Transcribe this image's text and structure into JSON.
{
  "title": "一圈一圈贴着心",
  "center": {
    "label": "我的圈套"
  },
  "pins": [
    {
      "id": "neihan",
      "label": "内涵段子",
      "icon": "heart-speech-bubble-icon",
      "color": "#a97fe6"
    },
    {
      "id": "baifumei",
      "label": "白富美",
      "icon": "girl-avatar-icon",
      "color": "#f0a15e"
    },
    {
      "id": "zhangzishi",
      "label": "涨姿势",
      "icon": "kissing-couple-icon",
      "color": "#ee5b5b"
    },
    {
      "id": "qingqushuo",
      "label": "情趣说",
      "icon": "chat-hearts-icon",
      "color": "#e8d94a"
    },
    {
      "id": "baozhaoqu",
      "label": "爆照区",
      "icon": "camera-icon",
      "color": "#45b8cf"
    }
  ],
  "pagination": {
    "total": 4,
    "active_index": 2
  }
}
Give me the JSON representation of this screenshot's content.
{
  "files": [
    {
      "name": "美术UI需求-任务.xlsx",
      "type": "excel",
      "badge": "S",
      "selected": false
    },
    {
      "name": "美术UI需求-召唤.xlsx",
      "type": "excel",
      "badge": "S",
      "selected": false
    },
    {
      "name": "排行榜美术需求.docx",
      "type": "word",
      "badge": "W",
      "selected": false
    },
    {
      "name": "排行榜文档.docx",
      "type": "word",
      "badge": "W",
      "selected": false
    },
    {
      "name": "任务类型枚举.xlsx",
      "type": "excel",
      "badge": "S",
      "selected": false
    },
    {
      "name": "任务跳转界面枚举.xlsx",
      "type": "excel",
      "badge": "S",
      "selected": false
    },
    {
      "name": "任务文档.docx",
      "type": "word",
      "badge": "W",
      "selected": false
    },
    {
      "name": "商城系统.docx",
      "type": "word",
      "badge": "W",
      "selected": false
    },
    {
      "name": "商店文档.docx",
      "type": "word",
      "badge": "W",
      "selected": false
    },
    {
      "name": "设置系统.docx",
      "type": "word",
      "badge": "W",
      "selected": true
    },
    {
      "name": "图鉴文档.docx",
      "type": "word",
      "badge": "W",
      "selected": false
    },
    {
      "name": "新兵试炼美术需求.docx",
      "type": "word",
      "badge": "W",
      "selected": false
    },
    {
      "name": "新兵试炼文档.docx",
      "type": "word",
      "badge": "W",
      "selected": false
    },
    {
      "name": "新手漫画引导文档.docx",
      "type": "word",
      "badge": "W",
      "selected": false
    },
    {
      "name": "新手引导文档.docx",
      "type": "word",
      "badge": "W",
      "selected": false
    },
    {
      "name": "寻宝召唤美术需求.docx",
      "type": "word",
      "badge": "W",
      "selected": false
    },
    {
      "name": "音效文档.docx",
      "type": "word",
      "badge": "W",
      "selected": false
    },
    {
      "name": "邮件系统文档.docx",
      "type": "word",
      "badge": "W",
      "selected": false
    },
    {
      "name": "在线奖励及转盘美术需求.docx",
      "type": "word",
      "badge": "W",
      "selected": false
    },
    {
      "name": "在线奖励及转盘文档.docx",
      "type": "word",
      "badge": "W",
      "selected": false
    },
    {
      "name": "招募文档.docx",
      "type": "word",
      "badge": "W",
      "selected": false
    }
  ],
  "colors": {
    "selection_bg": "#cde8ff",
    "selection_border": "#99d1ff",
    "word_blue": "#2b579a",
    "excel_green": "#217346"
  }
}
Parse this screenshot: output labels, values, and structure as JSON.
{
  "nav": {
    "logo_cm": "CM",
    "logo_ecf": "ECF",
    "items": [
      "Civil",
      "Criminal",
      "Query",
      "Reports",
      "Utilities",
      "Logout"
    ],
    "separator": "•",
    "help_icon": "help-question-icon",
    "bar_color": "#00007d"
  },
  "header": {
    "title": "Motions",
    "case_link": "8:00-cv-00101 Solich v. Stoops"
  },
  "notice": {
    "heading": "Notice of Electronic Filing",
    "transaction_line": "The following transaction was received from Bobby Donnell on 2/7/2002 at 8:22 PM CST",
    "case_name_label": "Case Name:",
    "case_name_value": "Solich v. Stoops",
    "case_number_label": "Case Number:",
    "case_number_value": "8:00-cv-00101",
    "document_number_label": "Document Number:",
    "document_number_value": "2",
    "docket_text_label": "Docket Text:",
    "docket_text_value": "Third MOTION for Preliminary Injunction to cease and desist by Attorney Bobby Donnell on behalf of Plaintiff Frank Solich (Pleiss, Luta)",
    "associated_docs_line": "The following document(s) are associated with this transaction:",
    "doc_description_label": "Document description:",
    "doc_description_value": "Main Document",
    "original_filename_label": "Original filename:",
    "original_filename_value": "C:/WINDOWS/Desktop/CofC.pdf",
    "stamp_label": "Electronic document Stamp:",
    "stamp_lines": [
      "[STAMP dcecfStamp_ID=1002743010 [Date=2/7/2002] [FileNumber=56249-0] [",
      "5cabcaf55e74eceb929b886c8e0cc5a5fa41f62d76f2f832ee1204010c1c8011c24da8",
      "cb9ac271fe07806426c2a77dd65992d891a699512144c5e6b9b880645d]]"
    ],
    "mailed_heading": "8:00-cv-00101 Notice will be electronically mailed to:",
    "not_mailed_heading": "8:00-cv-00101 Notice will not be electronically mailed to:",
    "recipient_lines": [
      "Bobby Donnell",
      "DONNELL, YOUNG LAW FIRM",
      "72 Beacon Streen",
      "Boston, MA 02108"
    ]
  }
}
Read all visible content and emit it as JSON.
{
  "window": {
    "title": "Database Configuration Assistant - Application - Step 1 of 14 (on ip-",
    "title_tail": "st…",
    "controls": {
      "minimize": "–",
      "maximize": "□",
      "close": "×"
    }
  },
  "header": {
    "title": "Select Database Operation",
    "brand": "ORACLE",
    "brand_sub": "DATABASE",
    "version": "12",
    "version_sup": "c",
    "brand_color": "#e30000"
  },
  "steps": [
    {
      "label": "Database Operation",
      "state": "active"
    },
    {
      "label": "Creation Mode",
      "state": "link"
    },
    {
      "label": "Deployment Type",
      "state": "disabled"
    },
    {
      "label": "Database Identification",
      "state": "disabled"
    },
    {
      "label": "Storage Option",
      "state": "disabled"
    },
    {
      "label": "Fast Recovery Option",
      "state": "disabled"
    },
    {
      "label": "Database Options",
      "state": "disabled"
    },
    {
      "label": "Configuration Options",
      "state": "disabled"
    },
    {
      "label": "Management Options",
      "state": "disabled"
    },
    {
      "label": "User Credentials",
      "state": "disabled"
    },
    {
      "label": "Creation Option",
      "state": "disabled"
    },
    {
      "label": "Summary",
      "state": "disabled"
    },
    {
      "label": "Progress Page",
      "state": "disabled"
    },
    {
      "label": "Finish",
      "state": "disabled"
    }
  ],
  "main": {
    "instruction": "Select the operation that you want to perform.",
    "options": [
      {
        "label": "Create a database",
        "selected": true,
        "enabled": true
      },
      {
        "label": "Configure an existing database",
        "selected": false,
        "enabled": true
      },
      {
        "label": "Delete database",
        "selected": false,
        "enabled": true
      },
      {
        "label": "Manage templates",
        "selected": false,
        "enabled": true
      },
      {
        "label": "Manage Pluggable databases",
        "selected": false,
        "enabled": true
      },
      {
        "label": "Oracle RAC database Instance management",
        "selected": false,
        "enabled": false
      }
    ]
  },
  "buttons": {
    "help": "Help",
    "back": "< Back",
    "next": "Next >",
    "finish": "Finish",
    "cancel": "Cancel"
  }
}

_PROBLEM:_ Your answer should be a single number: how many lines of the material contain the word "screenshot".

_COMPLETED EXERCISE:_ 2